(Extracted data entries)
## begin

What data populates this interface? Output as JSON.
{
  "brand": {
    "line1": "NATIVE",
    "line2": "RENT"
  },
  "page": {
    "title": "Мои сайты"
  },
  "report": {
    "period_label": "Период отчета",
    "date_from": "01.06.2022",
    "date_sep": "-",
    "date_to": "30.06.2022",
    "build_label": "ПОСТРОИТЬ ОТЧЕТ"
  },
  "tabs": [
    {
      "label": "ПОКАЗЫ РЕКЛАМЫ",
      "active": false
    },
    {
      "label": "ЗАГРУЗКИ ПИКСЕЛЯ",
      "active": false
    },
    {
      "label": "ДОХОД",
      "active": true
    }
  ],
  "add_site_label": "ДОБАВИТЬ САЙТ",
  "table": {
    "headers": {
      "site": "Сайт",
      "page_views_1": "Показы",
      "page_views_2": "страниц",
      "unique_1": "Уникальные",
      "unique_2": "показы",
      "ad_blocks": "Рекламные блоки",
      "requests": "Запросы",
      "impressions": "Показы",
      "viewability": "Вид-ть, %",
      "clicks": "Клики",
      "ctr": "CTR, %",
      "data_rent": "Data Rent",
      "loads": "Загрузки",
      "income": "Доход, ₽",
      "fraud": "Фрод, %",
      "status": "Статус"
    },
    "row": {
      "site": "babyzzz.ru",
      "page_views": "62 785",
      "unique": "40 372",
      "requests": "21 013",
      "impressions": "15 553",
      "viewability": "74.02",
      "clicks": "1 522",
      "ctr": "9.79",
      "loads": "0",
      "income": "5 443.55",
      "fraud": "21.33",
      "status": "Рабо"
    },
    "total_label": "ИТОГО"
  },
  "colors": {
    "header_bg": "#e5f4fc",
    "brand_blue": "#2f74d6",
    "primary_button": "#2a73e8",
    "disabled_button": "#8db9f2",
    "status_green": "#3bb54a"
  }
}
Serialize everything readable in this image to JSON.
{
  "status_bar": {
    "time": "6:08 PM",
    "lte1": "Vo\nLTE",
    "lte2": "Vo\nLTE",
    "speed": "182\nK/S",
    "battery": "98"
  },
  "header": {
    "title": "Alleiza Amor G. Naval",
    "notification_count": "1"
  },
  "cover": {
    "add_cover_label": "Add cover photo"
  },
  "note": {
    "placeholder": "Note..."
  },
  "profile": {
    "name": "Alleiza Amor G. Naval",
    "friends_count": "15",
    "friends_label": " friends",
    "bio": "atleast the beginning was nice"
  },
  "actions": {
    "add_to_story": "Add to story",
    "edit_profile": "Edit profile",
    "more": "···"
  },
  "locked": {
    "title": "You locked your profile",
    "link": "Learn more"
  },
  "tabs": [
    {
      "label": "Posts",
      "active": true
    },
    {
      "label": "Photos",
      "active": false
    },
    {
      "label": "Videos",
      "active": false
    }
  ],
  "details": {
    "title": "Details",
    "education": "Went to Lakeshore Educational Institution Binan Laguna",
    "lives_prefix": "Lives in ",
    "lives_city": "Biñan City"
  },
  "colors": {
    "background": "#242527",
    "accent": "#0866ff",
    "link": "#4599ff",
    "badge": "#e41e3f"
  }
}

## end

_PROBLEM TO WORK ON_
Every record shown above must be echoed exactly.

_WRITTEN REPLY_
What data populates this interface? Output as JSON.
{
  "brand": {
    "line1": "NATIVE",
    "line2": "RENT"
  },
  "page": {
    "title": "Мои сайты"
  },
  "report": {
    "period_label": "Период отчета",
    "date_from": "01.06.2022",
    "date_sep": "-",
    "date_to": "30.06.2022",
    "build_label": "ПОСТРОИТЬ ОТЧЕТ"
  },
  "tabs": [
    {
      "label": "ПОКАЗЫ РЕКЛАМЫ",
      "active": false
    },
    {
      "label": "ЗАГРУЗКИ ПИКСЕЛЯ",
      "active": false
    },
    {
      "label": "ДОХОД",
      "active": true
    }
  ],
  "add_site_label": "ДОБАВИТЬ САЙТ",
  "table": {
    "headers": {
      "site": "Сайт",
      "page_views_1": "Показы",
      "page_views_2": "страниц",
      "unique_1": "Уникальные",
      "unique_2": "показы",
      "ad_blocks": "Рекламные блоки",
      "requests": "Запросы",
      "impressions": "Показы",
      "viewability": "Вид-ть, %",
      "clicks": "Клики",
      "ctr": "CTR, %",
      "data_rent": "Data Rent",
      "loads": "Загрузки",
      "income": "Доход, ₽",
      "fraud": "Фрод, %",
      "status": "Статус"
    },
    "row": {
      "site": "babyzzz.ru",
      "page_views": "62 785",
      "unique": "40 372",
      "requests": "21 013",
      "impressions": "15 553",
      "viewability": "74.02",
      "clicks": "1 522",
      "ctr": "9.79",
      "loads": "0",
      "income": "5 443.55",
      "fraud": "21.33",
      "status": "Рабо"
    },
    "total_label": "ИТОГО"
  },
  "colors": {
    "header_bg": "#e5f4fc",
    "brand_blue": "#2f74d6",
    "primary_button": "#2a73e8",
    "disabled_button": "#8db9f2",
    "status_green": "#3bb54a"
  }
}
Serialize everything readable in this image to JSON.
{
  "status_bar": {
    "time": "6:08 PM",
    "lte1": "Vo\nLTE",
    "lte2": "Vo\nLTE",
    "speed": "182\nK/S",
    "battery": "98"
  },
  "header": {
    "title": "Alleiza Amor G. Naval",
    "notification_count": "1"
  },
  "cover": {
    "add_cover_label": "Add cover photo"
  },
  "note": {
    "placeholder": "Note..."
  },
  "profile": {
    "name": "Alleiza Amor G. Naval",
    "friends_count": "15",
    "friends_label": " friends",
    "bio": "atleast the beginning was nice"
  },
  "actions": {
    "add_to_story": "Add to story",
    "edit_profile": "Edit profile",
    "more": "···"
  },
  "locked": {
    "title": "You locked your profile",
    "link": "Learn more"
  },
  "tabs": [
    {
      "label": "Posts",
      "active": true
    },
    {
      "label": "Photos",
      "active": false
    },
    {
      "label": "Videos",
      "active": false
    }
  ],
  "details": {
    "title": "Details",
    "education": "Went to Lakeshore Educational Institution Binan Laguna",
    "lives_prefix": "Lives in ",
    "lives_city": "Biñan City"
  },
  "colors": {
    "background": "#242527",
    "accent": "#0866ff",
    "link": "#4599ff",
    "badge": "#e41e3f"
  }
}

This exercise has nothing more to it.